### Data supplied

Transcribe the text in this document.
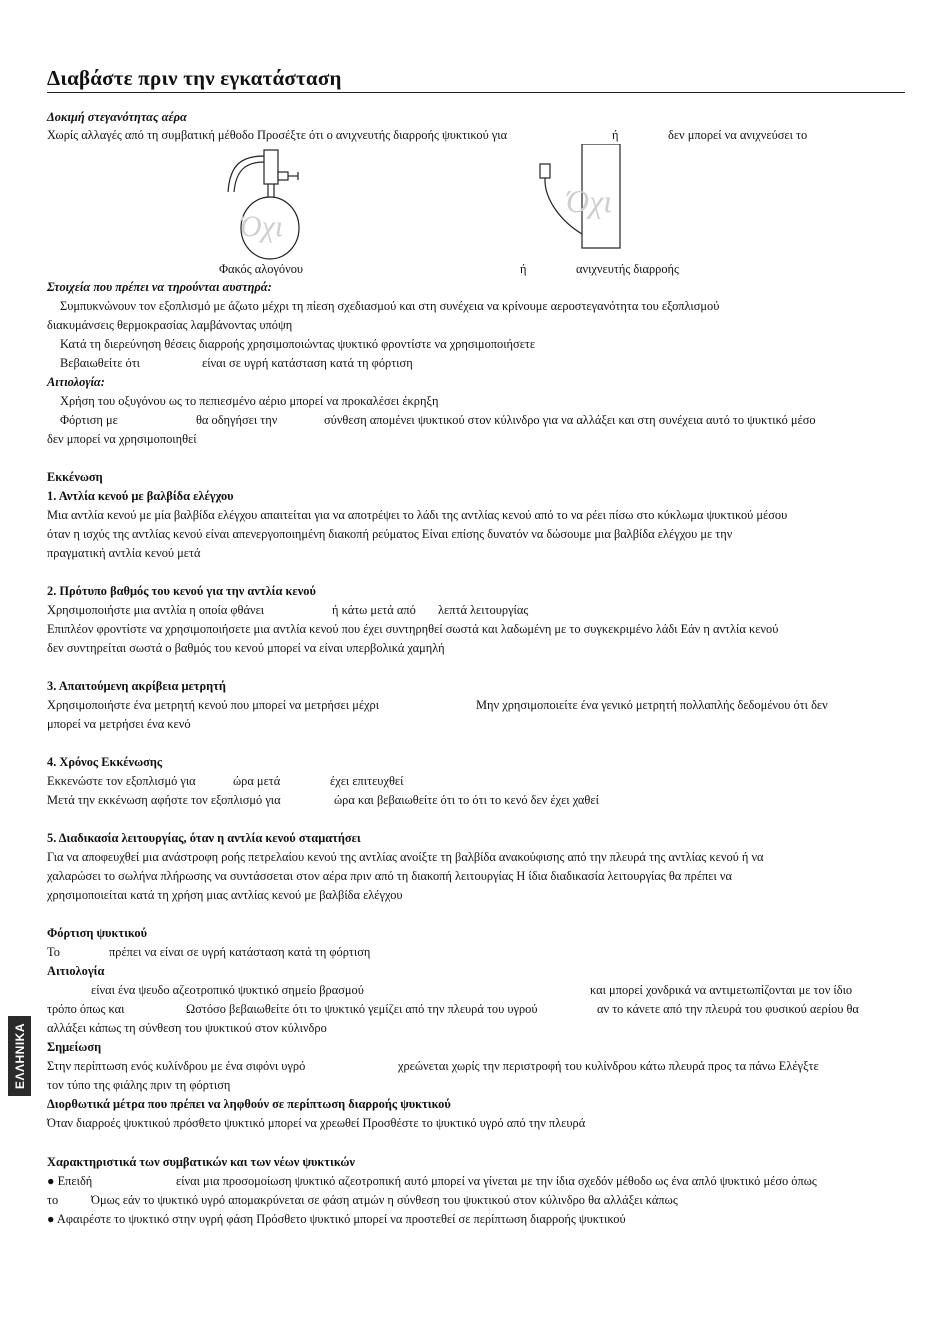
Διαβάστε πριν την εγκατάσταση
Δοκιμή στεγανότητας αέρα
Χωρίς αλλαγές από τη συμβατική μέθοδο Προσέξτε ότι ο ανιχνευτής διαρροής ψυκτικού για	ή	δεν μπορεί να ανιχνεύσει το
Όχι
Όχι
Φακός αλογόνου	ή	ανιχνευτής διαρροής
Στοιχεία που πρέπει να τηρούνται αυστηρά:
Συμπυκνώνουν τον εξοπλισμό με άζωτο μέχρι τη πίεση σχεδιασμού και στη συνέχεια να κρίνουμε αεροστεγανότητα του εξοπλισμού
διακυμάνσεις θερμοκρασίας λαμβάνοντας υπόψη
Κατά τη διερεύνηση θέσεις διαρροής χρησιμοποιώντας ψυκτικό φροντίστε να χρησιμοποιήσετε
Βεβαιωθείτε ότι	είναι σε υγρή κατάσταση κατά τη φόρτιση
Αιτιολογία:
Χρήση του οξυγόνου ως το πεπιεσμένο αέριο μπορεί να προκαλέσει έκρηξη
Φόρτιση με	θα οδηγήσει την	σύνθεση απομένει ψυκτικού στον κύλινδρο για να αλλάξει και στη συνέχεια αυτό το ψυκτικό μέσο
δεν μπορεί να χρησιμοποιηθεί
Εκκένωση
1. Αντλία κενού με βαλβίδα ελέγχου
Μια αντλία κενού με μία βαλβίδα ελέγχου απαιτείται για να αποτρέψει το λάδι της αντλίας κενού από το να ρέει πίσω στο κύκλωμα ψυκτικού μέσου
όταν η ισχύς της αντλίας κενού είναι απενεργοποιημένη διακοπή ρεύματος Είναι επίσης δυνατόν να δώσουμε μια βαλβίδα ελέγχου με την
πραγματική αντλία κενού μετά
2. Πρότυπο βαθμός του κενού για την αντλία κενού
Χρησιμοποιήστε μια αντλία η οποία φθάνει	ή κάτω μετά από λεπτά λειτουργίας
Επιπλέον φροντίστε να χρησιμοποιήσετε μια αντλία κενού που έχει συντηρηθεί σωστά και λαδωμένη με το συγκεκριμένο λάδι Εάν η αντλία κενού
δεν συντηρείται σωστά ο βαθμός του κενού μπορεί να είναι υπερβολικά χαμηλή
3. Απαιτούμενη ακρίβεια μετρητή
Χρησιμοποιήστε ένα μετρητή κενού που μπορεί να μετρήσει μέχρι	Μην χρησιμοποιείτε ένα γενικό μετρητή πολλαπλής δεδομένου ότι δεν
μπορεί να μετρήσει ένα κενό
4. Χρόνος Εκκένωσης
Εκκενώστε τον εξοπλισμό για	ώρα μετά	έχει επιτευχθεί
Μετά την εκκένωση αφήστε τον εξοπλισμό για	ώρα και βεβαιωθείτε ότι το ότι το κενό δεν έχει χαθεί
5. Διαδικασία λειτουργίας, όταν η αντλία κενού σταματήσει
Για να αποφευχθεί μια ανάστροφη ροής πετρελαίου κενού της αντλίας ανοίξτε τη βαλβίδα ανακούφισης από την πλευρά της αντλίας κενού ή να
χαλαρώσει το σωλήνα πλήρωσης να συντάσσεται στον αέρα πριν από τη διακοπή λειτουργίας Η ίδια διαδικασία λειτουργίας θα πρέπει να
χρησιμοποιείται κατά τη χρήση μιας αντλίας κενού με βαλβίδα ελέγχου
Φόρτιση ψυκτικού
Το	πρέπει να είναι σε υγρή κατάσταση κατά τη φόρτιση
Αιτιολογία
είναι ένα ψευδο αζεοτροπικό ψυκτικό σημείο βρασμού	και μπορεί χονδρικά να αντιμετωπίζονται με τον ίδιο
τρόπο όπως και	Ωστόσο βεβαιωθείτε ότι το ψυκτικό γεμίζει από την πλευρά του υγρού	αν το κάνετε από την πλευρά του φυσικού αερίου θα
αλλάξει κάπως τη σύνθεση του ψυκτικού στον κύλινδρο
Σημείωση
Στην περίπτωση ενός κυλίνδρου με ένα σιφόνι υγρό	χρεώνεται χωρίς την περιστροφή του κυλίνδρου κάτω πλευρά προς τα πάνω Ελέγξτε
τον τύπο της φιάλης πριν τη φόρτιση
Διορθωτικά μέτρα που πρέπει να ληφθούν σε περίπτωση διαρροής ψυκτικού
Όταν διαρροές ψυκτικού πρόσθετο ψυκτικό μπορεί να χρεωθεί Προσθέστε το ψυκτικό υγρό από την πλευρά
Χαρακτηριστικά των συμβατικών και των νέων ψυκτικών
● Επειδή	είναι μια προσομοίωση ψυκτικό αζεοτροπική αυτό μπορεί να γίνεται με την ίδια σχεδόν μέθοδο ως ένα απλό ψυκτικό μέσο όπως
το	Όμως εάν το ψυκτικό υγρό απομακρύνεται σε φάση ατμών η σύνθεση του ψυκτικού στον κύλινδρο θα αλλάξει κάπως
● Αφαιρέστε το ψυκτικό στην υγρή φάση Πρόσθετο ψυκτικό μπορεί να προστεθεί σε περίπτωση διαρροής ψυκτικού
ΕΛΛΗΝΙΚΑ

### Work to do
Omit the pictures, and quote the material above exactly as given.

### Final answer
Transcribe the text in this document.
Διαβάστε πριν την εγκατάσταση
Δοκιμή στεγανότητας αέρα
Χωρίς αλλαγές από τη συμβατική μέθοδο Προσέξτε ότι ο ανιχνευτής διαρροής ψυκτικού για	ή	δεν μπορεί να ανιχνεύσει το
Όχι
Όχι
Φακός αλογόνου	ή	ανιχνευτής διαρροής
Στοιχεία που πρέπει να τηρούνται αυστηρά:
Συμπυκνώνουν τον εξοπλισμό με άζωτο μέχρι τη πίεση σχεδιασμού και στη συνέχεια να κρίνουμε αεροστεγανότητα του εξοπλισμού
διακυμάνσεις θερμοκρασίας λαμβάνοντας υπόψη
Κατά τη διερεύνηση θέσεις διαρροής χρησιμοποιώντας ψυκτικό φροντίστε να χρησιμοποιήσετε
Βεβαιωθείτε ότι	είναι σε υγρή κατάσταση κατά τη φόρτιση
Αιτιολογία:
Χρήση του οξυγόνου ως το πεπιεσμένο αέριο μπορεί να προκαλέσει έκρηξη
Φόρτιση με	θα οδηγήσει την	σύνθεση απομένει ψυκτικού στον κύλινδρο για να αλλάξει και στη συνέχεια αυτό το ψυκτικό μέσο
δεν μπορεί να χρησιμοποιηθεί
Εκκένωση
1. Αντλία κενού με βαλβίδα ελέγχου
Μια αντλία κενού με μία βαλβίδα ελέγχου απαιτείται για να αποτρέψει το λάδι της αντλίας κενού από το να ρέει πίσω στο κύκλωμα ψυκτικού μέσου
όταν η ισχύς της αντλίας κενού είναι απενεργοποιημένη διακοπή ρεύματος Είναι επίσης δυνατόν να δώσουμε μια βαλβίδα ελέγχου με την
πραγματική αντλία κενού μετά
2. Πρότυπο βαθμός του κενού για την αντλία κενού
Χρησιμοποιήστε μια αντλία η οποία φθάνει	ή κάτω μετά από λεπτά λειτουργίας
Επιπλέον φροντίστε να χρησιμοποιήσετε μια αντλία κενού που έχει συντηρηθεί σωστά και λαδωμένη με το συγκεκριμένο λάδι Εάν η αντλία κενού
δεν συντηρείται σωστά ο βαθμός του κενού μπορεί να είναι υπερβολικά χαμηλή
3. Απαιτούμενη ακρίβεια μετρητή
Χρησιμοποιήστε ένα μετρητή κενού που μπορεί να μετρήσει μέχρι	Μην χρησιμοποιείτε ένα γενικό μετρητή πολλαπλής δεδομένου ότι δεν
μπορεί να μετρήσει ένα κενό
4. Χρόνος Εκκένωσης
Εκκενώστε τον εξοπλισμό για	ώρα μετά	έχει επιτευχθεί
Μετά την εκκένωση αφήστε τον εξοπλισμό για	ώρα και βεβαιωθείτε ότι το ότι το κενό δεν έχει χαθεί
5. Διαδικασία λειτουργίας, όταν η αντλία κενού σταματήσει
Για να αποφευχθεί μια ανάστροφη ροής πετρελαίου κενού της αντλίας ανοίξτε τη βαλβίδα ανακούφισης από την πλευρά της αντλίας κενού ή να
χαλαρώσει το σωλήνα πλήρωσης να συντάσσεται στον αέρα πριν από τη διακοπή λειτουργίας Η ίδια διαδικασία λειτουργίας θα πρέπει να
χρησιμοποιείται κατά τη χρήση μιας αντλίας κενού με βαλβίδα ελέγχου
Φόρτιση ψυκτικού
Το	πρέπει να είναι σε υγρή κατάσταση κατά τη φόρτιση
Αιτιολογία
είναι ένα ψευδο αζεοτροπικό ψυκτικό σημείο βρασμού	και μπορεί χονδρικά να αντιμετωπίζονται με τον ίδιο
τρόπο όπως και	Ωστόσο βεβαιωθείτε ότι το ψυκτικό γεμίζει από την πλευρά του υγρού	αν το κάνετε από την πλευρά του φυσικού αερίου θα
αλλάξει κάπως τη σύνθεση του ψυκτικού στον κύλινδρο
Σημείωση
Στην περίπτωση ενός κυλίνδρου με ένα σιφόνι υγρό	χρεώνεται χωρίς την περιστροφή του κυλίνδρου κάτω πλευρά προς τα πάνω Ελέγξτε
τον τύπο της φιάλης πριν τη φόρτιση
Διορθωτικά μέτρα που πρέπει να ληφθούν σε περίπτωση διαρροής ψυκτικού
Όταν διαρροές ψυκτικού πρόσθετο ψυκτικό μπορεί να χρεωθεί Προσθέστε το ψυκτικό υγρό από την πλευρά
Χαρακτηριστικά των συμβατικών και των νέων ψυκτικών
● Επειδή	είναι μια προσομοίωση ψυκτικό αζεοτροπική αυτό μπορεί να γίνεται με την ίδια σχεδόν μέθοδο ως ένα απλό ψυκτικό μέσο όπως
το	Όμως εάν το ψυκτικό υγρό απομακρύνεται σε φάση ατμών η σύνθεση του ψυκτικού στον κύλινδρο θα αλλάξει κάπως
● Αφαιρέστε το ψυκτικό στην υγρή φάση Πρόσθετο ψυκτικό μπορεί να προστεθεί σε περίπτωση διαρροής ψυκτικού
ΕΛΛΗΝΙΚΑ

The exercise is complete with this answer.